PROBLEM STATEMENT:
Report how many lines include the word "name", and nothing besides that number.

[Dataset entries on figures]
• • •

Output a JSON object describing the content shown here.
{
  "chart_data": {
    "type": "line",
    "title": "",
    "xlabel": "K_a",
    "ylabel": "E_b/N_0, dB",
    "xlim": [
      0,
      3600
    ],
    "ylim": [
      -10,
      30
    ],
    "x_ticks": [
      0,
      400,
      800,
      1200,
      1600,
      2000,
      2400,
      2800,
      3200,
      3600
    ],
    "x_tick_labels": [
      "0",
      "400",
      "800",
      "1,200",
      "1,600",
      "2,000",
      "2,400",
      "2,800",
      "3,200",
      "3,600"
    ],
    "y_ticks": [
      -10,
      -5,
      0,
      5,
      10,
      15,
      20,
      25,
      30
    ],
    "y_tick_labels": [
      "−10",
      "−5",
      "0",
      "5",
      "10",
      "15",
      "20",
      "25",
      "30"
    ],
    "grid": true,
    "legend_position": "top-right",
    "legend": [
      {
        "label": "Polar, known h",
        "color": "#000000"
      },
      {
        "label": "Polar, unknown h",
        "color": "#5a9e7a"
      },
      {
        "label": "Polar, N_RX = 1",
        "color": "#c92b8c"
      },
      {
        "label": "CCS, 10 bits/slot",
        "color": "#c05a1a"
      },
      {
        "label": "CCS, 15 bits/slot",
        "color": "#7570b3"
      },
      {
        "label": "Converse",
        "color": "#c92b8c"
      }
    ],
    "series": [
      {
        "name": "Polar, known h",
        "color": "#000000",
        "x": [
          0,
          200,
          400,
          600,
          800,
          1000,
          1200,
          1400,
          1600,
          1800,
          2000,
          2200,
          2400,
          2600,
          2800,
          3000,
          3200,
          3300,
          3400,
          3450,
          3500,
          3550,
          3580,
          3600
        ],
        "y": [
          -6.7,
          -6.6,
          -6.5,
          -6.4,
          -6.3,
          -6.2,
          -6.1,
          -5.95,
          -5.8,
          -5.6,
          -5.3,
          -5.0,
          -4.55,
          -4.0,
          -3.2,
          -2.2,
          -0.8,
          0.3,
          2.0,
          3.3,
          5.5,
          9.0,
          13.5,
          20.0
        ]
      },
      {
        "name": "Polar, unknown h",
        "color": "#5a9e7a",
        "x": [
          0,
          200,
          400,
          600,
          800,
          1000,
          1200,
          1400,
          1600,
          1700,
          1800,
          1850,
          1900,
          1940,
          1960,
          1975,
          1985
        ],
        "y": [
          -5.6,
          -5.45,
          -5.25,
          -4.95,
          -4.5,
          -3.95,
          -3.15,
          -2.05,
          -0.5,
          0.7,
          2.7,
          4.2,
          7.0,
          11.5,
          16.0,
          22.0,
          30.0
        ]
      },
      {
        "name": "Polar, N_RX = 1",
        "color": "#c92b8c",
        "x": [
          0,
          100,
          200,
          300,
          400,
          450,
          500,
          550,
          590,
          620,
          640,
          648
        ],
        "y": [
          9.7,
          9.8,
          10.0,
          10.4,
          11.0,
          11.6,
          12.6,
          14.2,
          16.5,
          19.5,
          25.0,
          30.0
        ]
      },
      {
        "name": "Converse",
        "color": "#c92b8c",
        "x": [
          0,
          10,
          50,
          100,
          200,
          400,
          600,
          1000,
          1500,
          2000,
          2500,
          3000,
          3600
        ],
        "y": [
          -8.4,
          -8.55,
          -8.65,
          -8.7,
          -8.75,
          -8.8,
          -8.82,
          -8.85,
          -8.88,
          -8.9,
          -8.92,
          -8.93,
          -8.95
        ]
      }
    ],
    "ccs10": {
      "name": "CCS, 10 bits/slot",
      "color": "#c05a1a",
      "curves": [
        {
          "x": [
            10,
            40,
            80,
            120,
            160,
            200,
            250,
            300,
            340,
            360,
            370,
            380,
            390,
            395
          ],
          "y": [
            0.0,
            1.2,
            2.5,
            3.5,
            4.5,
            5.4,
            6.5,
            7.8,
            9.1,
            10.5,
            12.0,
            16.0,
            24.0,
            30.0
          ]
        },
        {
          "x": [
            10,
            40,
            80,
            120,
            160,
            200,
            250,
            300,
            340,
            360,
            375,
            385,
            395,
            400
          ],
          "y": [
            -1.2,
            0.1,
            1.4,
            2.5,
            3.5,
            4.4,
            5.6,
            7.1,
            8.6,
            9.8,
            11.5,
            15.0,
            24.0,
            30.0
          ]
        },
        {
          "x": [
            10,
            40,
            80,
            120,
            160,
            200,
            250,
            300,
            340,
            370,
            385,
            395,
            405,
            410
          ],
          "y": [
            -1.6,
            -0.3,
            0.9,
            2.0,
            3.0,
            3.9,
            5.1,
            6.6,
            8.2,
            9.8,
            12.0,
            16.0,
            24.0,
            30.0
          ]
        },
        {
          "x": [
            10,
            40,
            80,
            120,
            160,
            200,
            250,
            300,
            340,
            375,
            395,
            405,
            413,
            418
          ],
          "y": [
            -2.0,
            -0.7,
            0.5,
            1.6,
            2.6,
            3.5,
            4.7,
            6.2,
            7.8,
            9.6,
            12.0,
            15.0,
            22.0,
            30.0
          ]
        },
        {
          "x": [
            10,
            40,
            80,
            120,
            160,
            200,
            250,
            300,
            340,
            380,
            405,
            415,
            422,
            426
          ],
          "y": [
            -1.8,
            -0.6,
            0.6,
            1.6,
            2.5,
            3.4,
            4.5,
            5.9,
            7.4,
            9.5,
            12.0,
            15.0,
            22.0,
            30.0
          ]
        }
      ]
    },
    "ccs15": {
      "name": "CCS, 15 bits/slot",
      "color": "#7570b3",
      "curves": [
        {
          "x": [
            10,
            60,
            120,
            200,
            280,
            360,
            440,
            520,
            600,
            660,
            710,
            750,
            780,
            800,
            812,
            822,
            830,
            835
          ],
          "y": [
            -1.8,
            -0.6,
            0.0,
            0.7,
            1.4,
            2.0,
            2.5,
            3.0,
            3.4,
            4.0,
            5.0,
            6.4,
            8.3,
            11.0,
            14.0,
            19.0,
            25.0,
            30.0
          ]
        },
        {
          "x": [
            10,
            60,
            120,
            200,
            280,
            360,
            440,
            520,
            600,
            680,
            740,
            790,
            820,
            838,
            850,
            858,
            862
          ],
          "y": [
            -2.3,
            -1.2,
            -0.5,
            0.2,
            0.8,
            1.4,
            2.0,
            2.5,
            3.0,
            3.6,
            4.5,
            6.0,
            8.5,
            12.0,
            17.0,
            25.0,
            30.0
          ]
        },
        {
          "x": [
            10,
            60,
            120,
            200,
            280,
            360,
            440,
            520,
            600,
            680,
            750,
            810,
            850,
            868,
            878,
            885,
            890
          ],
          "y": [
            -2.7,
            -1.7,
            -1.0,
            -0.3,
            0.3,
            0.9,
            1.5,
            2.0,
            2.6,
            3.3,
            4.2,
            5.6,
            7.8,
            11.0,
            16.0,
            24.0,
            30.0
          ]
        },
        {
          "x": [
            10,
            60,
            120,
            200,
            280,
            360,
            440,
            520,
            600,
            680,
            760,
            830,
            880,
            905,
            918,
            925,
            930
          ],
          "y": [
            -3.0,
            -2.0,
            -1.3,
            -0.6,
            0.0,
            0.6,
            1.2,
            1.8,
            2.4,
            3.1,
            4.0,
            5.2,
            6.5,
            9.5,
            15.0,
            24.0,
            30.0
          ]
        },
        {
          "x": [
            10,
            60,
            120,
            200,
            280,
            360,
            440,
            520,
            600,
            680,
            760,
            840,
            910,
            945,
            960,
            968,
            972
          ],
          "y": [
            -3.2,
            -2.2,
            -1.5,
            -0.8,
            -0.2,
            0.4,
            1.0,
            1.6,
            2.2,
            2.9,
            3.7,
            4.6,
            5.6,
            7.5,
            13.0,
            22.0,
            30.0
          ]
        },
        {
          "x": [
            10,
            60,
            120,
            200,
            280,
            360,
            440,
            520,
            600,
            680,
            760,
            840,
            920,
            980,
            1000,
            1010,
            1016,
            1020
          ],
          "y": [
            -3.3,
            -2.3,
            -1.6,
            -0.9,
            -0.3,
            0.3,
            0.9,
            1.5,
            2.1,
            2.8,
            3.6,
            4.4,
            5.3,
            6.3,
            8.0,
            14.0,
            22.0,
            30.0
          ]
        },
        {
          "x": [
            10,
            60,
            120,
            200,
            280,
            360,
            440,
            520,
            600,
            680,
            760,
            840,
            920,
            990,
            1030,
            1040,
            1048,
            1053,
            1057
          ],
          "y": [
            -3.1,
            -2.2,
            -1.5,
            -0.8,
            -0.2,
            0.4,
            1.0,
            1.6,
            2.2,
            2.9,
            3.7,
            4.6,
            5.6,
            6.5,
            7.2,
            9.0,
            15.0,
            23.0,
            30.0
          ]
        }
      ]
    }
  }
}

• • •

WRITTEN RESPONSE:
6